Task statement. Your task is to output the entries below word for word.

Records for this task.
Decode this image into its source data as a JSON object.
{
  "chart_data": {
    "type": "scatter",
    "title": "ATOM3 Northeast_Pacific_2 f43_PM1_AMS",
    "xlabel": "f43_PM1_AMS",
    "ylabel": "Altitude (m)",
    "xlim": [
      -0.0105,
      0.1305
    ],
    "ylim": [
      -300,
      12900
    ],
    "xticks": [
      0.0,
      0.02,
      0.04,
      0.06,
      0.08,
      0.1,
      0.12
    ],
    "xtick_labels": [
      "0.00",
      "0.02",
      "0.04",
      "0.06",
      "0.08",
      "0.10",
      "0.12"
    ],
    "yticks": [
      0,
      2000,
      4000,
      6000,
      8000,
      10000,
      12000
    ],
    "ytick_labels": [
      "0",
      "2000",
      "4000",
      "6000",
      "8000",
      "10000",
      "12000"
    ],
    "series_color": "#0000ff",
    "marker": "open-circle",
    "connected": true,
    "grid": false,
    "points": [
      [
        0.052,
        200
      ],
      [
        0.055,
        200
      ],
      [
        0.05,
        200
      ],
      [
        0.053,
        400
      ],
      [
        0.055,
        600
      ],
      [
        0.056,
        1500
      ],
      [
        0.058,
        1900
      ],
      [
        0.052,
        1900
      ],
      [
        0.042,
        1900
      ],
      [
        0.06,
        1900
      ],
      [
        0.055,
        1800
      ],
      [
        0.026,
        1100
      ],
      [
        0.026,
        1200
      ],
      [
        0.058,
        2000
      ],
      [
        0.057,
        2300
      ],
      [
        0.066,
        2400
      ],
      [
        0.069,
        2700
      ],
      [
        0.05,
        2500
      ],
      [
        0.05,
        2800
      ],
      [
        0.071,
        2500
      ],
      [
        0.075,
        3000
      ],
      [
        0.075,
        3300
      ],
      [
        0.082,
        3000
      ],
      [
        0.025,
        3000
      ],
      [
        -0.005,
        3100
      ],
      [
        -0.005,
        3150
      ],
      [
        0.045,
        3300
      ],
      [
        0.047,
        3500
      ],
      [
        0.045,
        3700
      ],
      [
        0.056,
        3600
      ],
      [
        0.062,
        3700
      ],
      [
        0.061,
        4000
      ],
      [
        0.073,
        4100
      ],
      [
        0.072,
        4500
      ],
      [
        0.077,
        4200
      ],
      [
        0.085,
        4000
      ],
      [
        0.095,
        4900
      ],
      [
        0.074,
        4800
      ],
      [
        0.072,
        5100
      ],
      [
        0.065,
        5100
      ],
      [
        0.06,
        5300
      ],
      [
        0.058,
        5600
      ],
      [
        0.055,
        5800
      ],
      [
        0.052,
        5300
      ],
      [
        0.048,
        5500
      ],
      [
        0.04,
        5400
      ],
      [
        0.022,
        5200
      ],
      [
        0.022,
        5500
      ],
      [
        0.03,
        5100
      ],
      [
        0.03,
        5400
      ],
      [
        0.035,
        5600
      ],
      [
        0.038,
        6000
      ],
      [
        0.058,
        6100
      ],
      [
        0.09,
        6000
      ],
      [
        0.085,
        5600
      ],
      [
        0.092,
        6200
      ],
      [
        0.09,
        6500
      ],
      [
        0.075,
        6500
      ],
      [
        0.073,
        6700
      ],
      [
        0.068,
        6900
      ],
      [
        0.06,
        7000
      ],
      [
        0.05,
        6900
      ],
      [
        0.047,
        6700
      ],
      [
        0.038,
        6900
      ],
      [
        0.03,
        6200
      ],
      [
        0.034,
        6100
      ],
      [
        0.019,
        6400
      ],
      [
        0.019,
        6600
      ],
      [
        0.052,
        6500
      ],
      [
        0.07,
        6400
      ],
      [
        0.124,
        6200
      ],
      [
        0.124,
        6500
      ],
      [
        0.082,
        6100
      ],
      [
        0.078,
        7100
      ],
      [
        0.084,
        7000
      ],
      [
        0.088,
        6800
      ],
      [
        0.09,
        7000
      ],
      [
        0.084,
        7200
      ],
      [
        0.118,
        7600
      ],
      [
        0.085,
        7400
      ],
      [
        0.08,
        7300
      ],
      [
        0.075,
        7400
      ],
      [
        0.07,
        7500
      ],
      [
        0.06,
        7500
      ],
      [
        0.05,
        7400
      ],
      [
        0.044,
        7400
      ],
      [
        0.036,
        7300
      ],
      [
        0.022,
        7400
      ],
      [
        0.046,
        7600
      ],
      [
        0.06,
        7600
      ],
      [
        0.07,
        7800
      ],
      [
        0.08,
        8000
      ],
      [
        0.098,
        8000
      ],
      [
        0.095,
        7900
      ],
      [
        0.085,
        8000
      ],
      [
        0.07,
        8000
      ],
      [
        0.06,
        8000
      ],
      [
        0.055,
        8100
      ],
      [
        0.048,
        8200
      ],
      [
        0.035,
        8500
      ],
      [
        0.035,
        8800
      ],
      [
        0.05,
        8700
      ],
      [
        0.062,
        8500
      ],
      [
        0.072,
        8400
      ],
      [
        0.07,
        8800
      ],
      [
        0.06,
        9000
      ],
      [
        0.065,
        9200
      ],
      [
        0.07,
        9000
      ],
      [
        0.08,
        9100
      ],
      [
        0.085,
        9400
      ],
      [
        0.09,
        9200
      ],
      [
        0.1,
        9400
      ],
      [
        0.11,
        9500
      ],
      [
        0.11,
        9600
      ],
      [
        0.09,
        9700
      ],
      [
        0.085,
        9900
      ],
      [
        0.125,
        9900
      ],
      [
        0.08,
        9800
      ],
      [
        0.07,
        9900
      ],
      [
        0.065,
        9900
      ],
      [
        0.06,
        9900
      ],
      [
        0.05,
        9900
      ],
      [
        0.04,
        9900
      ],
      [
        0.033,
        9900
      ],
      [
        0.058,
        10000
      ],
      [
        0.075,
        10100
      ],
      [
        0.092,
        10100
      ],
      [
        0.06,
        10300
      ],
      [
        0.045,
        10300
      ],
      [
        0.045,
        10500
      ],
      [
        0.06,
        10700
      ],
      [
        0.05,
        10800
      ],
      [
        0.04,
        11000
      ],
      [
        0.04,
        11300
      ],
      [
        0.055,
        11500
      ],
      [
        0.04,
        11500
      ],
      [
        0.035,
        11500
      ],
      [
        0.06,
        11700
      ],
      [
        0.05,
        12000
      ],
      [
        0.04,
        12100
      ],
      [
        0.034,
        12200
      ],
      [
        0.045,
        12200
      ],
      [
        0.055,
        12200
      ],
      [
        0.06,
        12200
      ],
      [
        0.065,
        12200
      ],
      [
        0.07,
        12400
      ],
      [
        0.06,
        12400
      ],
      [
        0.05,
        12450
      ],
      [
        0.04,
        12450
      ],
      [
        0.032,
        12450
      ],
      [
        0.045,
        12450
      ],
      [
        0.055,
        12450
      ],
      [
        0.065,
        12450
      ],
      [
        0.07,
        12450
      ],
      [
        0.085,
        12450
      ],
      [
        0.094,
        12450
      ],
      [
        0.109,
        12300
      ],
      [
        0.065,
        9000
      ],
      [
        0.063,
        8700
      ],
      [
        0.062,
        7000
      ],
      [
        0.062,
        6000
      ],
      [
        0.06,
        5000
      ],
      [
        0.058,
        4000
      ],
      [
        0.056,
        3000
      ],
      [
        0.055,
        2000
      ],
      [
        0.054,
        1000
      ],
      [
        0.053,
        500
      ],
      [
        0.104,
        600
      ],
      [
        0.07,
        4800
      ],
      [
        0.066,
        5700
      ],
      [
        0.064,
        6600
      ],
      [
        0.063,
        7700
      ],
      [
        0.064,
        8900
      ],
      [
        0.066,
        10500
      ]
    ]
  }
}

The result.
Decode this image into its source data as a JSON object.
{
  "chart_data": {
    "type": "scatter",
    "title": "ATOM3 Northeast_Pacific_2 f43_PM1_AMS",
    "xlabel": "f43_PM1_AMS",
    "ylabel": "Altitude (m)",
    "xlim": [
      -0.0105,
      0.1305
    ],
    "ylim": [
      -300,
      12900
    ],
    "xticks": [
      0.0,
      0.02,
      0.04,
      0.06,
      0.08,
      0.1,
      0.12
    ],
    "xtick_labels": [
      "0.00",
      "0.02",
      "0.04",
      "0.06",
      "0.08",
      "0.10",
      "0.12"
    ],
    "yticks": [
      0,
      2000,
      4000,
      6000,
      8000,
      10000,
      12000
    ],
    "ytick_labels": [
      "0",
      "2000",
      "4000",
      "6000",
      "8000",
      "10000",
      "12000"
    ],
    "series_color": "#0000ff",
    "marker": "open-circle",
    "connected": true,
    "grid": false,
    "points": [
      [
        0.052,
        200
      ],
      [
        0.055,
        200
      ],
      [
        0.05,
        200
      ],
      [
        0.053,
        400
      ],
      [
        0.055,
        600
      ],
      [
        0.056,
        1500
      ],
      [
        0.058,
        1900
      ],
      [
        0.052,
        1900
      ],
      [
        0.042,
        1900
      ],
      [
        0.06,
        1900
      ],
      [
        0.055,
        1800
      ],
      [
        0.026,
        1100
      ],
      [
        0.026,
        1200
      ],
      [
        0.058,
        2000
      ],
      [
        0.057,
        2300
      ],
      [
        0.066,
        2400
      ],
      [
        0.069,
        2700
      ],
      [
        0.05,
        2500
      ],
      [
        0.05,
        2800
      ],
      [
        0.071,
        2500
      ],
      [
        0.075,
        3000
      ],
      [
        0.075,
        3300
      ],
      [
        0.082,
        3000
      ],
      [
        0.025,
        3000
      ],
      [
        -0.005,
        3100
      ],
      [
        -0.005,
        3150
      ],
      [
        0.045,
        3300
      ],
      [
        0.047,
        3500
      ],
      [
        0.045,
        3700
      ],
      [
        0.056,
        3600
      ],
      [
        0.062,
        3700
      ],
      [
        0.061,
        4000
      ],
      [
        0.073,
        4100
      ],
      [
        0.072,
        4500
      ],
      [
        0.077,
        4200
      ],
      [
        0.085,
        4000
      ],
      [
        0.095,
        4900
      ],
      [
        0.074,
        4800
      ],
      [
        0.072,
        5100
      ],
      [
        0.065,
        5100
      ],
      [
        0.06,
        5300
      ],
      [
        0.058,
        5600
      ],
      [
        0.055,
        5800
      ],
      [
        0.052,
        5300
      ],
      [
        0.048,
        5500
      ],
      [
        0.04,
        5400
      ],
      [
        0.022,
        5200
      ],
      [
        0.022,
        5500
      ],
      [
        0.03,
        5100
      ],
      [
        0.03,
        5400
      ],
      [
        0.035,
        5600
      ],
      [
        0.038,
        6000
      ],
      [
        0.058,
        6100
      ],
      [
        0.09,
        6000
      ],
      [
        0.085,
        5600
      ],
      [
        0.092,
        6200
      ],
      [
        0.09,
        6500
      ],
      [
        0.075,
        6500
      ],
      [
        0.073,
        6700
      ],
      [
        0.068,
        6900
      ],
      [
        0.06,
        7000
      ],
      [
        0.05,
        6900
      ],
      [
        0.047,
        6700
      ],
      [
        0.038,
        6900
      ],
      [
        0.03,
        6200
      ],
      [
        0.034,
        6100
      ],
      [
        0.019,
        6400
      ],
      [
        0.019,
        6600
      ],
      [
        0.052,
        6500
      ],
      [
        0.07,
        6400
      ],
      [
        0.124,
        6200
      ],
      [
        0.124,
        6500
      ],
      [
        0.082,
        6100
      ],
      [
        0.078,
        7100
      ],
      [
        0.084,
        7000
      ],
      [
        0.088,
        6800
      ],
      [
        0.09,
        7000
      ],
      [
        0.084,
        7200
      ],
      [
        0.118,
        7600
      ],
      [
        0.085,
        7400
      ],
      [
        0.08,
        7300
      ],
      [
        0.075,
        7400
      ],
      [
        0.07,
        7500
      ],
      [
        0.06,
        7500
      ],
      [
        0.05,
        7400
      ],
      [
        0.044,
        7400
      ],
      [
        0.036,
        7300
      ],
      [
        0.022,
        7400
      ],
      [
        0.046,
        7600
      ],
      [
        0.06,
        7600
      ],
      [
        0.07,
        7800
      ],
      [
        0.08,
        8000
      ],
      [
        0.098,
        8000
      ],
      [
        0.095,
        7900
      ],
      [
        0.085,
        8000
      ],
      [
        0.07,
        8000
      ],
      [
        0.06,
        8000
      ],
      [
        0.055,
        8100
      ],
      [
        0.048,
        8200
      ],
      [
        0.035,
        8500
      ],
      [
        0.035,
        8800
      ],
      [
        0.05,
        8700
      ],
      [
        0.062,
        8500
      ],
      [
        0.072,
        8400
      ],
      [
        0.07,
        8800
      ],
      [
        0.06,
        9000
      ],
      [
        0.065,
        9200
      ],
      [
        0.07,
        9000
      ],
      [
        0.08,
        9100
      ],
      [
        0.085,
        9400
      ],
      [
        0.09,
        9200
      ],
      [
        0.1,
        9400
      ],
      [
        0.11,
        9500
      ],
      [
        0.11,
        9600
      ],
      [
        0.09,
        9700
      ],
      [
        0.085,
        9900
      ],
      [
        0.125,
        9900
      ],
      [
        0.08,
        9800
      ],
      [
        0.07,
        9900
      ],
      [
        0.065,
        9900
      ],
      [
        0.06,
        9900
      ],
      [
        0.05,
        9900
      ],
      [
        0.04,
        9900
      ],
      [
        0.033,
        9900
      ],
      [
        0.058,
        10000
      ],
      [
        0.075,
        10100
      ],
      [
        0.092,
        10100
      ],
      [
        0.06,
        10300
      ],
      [
        0.045,
        10300
      ],
      [
        0.045,
        10500
      ],
      [
        0.06,
        10700
      ],
      [
        0.05,
        10800
      ],
      [
        0.04,
        11000
      ],
      [
        0.04,
        11300
      ],
      [
        0.055,
        11500
      ],
      [
        0.04,
        11500
      ],
      [
        0.035,
        11500
      ],
      [
        0.06,
        11700
      ],
      [
        0.05,
        12000
      ],
      [
        0.04,
        12100
      ],
      [
        0.034,
        12200
      ],
      [
        0.045,
        12200
      ],
      [
        0.055,
        12200
      ],
      [
        0.06,
        12200
      ],
      [
        0.065,
        12200
      ],
      [
        0.07,
        12400
      ],
      [
        0.06,
        12400
      ],
      [
        0.05,
        12450
      ],
      [
        0.04,
        12450
      ],
      [
        0.032,
        12450
      ],
      [
        0.045,
        12450
      ],
      [
        0.055,
        12450
      ],
      [
        0.065,
        12450
      ],
      [
        0.07,
        12450
      ],
      [
        0.085,
        12450
      ],
      [
        0.094,
        12450
      ],
      [
        0.109,
        12300
      ],
      [
        0.065,
        9000
      ],
      [
        0.063,
        8700
      ],
      [
        0.062,
        7000
      ],
      [
        0.062,
        6000
      ],
      [
        0.06,
        5000
      ],
      [
        0.058,
        4000
      ],
      [
        0.056,
        3000
      ],
      [
        0.055,
        2000
      ],
      [
        0.054,
        1000
      ],
      [
        0.053,
        500
      ],
      [
        0.104,
        600
      ],
      [
        0.07,
        4800
      ],
      [
        0.066,
        5700
      ],
      [
        0.064,
        6600
      ],
      [
        0.063,
        7700
      ],
      [
        0.064,
        8900
      ],
      [
        0.066,
        10500
      ]
    ]
  }
}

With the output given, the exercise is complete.